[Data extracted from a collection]

====

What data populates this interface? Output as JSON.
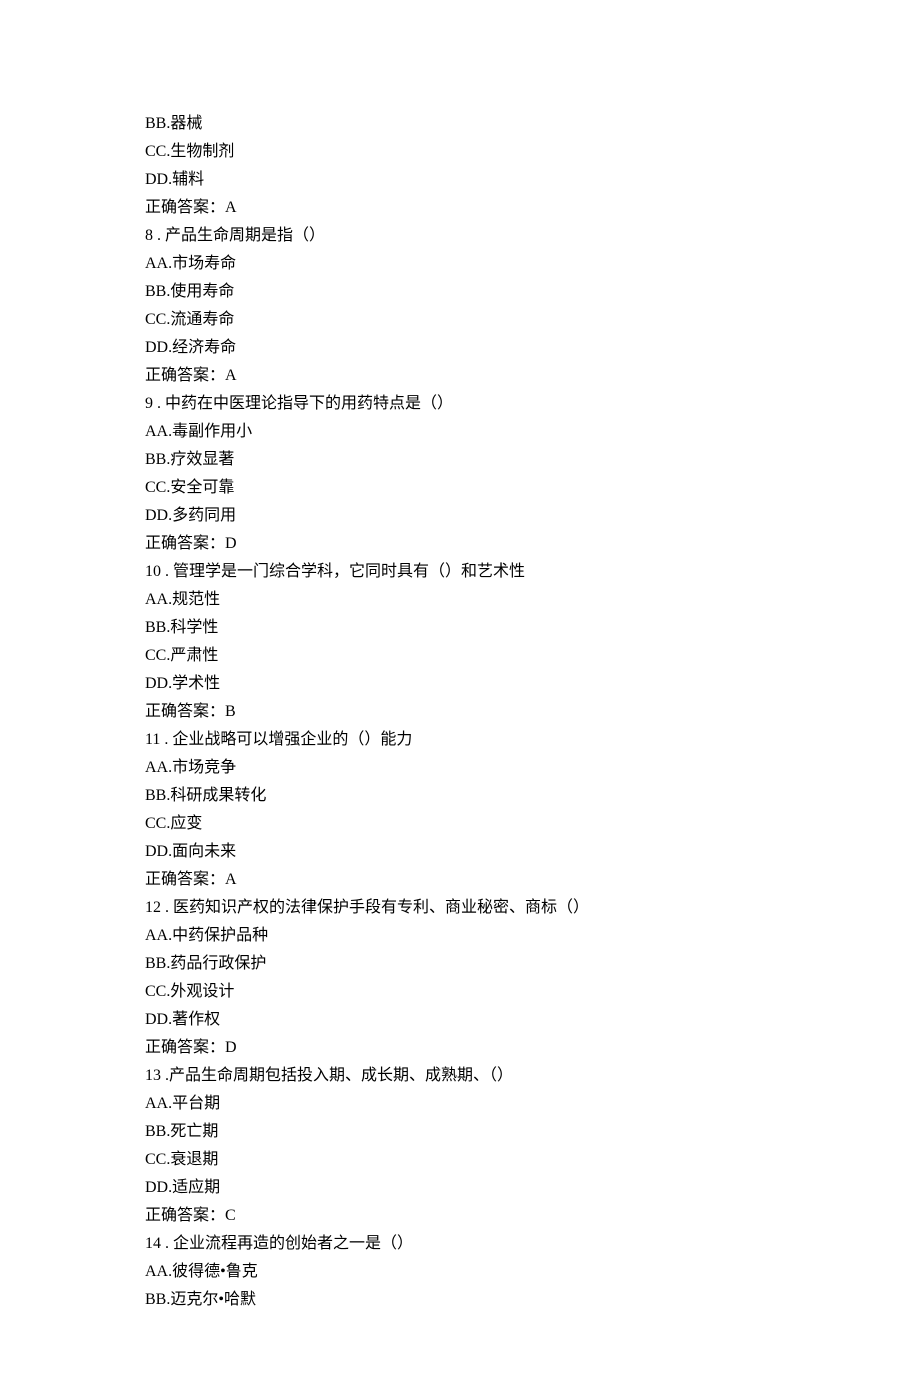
{
  "lines": [
    "BB.器械",
    "CC.生物制剂",
    "DD.辅料",
    "正确答案：A",
    "8  . 产品生命周期是指（）",
    "AA.市场寿命",
    "BB.使用寿命",
    "CC.流通寿命",
    "DD.经济寿命",
    "正确答案：A",
    "9  . 中药在中医理论指导下的用药特点是（）",
    "AA.毒副作用小",
    "BB.疗效显著",
    "CC.安全可靠",
    "DD.多药同用",
    "正确答案：D",
    "10   . 管理学是一门综合学科，它同时具有（）和艺术性",
    "AA.规范性",
    "BB.科学性",
    "CC.严肃性",
    "DD.学术性",
    "正确答案：B",
    "11  . 企业战略可以增强企业的（）能力",
    "AA.市场竞争",
    "BB.科研成果转化",
    "CC.应变",
    "DD.面向未来",
    "正确答案：A",
    "12  . 医药知识产权的法律保护手段有专利、商业秘密、商标（）",
    "AA.中药保护品种",
    "BB.药品行政保护",
    "CC.外观设计",
    "DD.著作权",
    "正确答案：D",
    "13  .产品生命周期包括投入期、成长期、成熟期、（）",
    "AA.平台期",
    "BB.死亡期",
    "CC.衰退期",
    "DD.适应期",
    "正确答案：C",
    "14  . 企业流程再造的创始者之一是（）",
    "AA.彼得德•鲁克",
    "BB.迈克尔•哈默"
  ]
}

====

- **To be done**
Reproduce the records above exactly, leaving out every picture they contain.

- **Solution to this exercise**
What data populates this interface? Output as JSON.
{
  "lines": [
    "BB.器械",
    "CC.生物制剂",
    "DD.辅料",
    "正确答案：A",
    "8  . 产品生命周期是指（）",
    "AA.市场寿命",
    "BB.使用寿命",
    "CC.流通寿命",
    "DD.经济寿命",
    "正确答案：A",
    "9  . 中药在中医理论指导下的用药特点是（）",
    "AA.毒副作用小",
    "BB.疗效显著",
    "CC.安全可靠",
    "DD.多药同用",
    "正确答案：D",
    "10   . 管理学是一门综合学科，它同时具有（）和艺术性",
    "AA.规范性",
    "BB.科学性",
    "CC.严肃性",
    "DD.学术性",
    "正确答案：B",
    "11  . 企业战略可以增强企业的（）能力",
    "AA.市场竞争",
    "BB.科研成果转化",
    "CC.应变",
    "DD.面向未来",
    "正确答案：A",
    "12  . 医药知识产权的法律保护手段有专利、商业秘密、商标（）",
    "AA.中药保护品种",
    "BB.药品行政保护",
    "CC.外观设计",
    "DD.著作权",
    "正确答案：D",
    "13  .产品生命周期包括投入期、成长期、成熟期、（）",
    "AA.平台期",
    "BB.死亡期",
    "CC.衰退期",
    "DD.适应期",
    "正确答案：C",
    "14  . 企业流程再造的创始者之一是（）",
    "AA.彼得德•鲁克",
    "BB.迈克尔•哈默"
  ]
}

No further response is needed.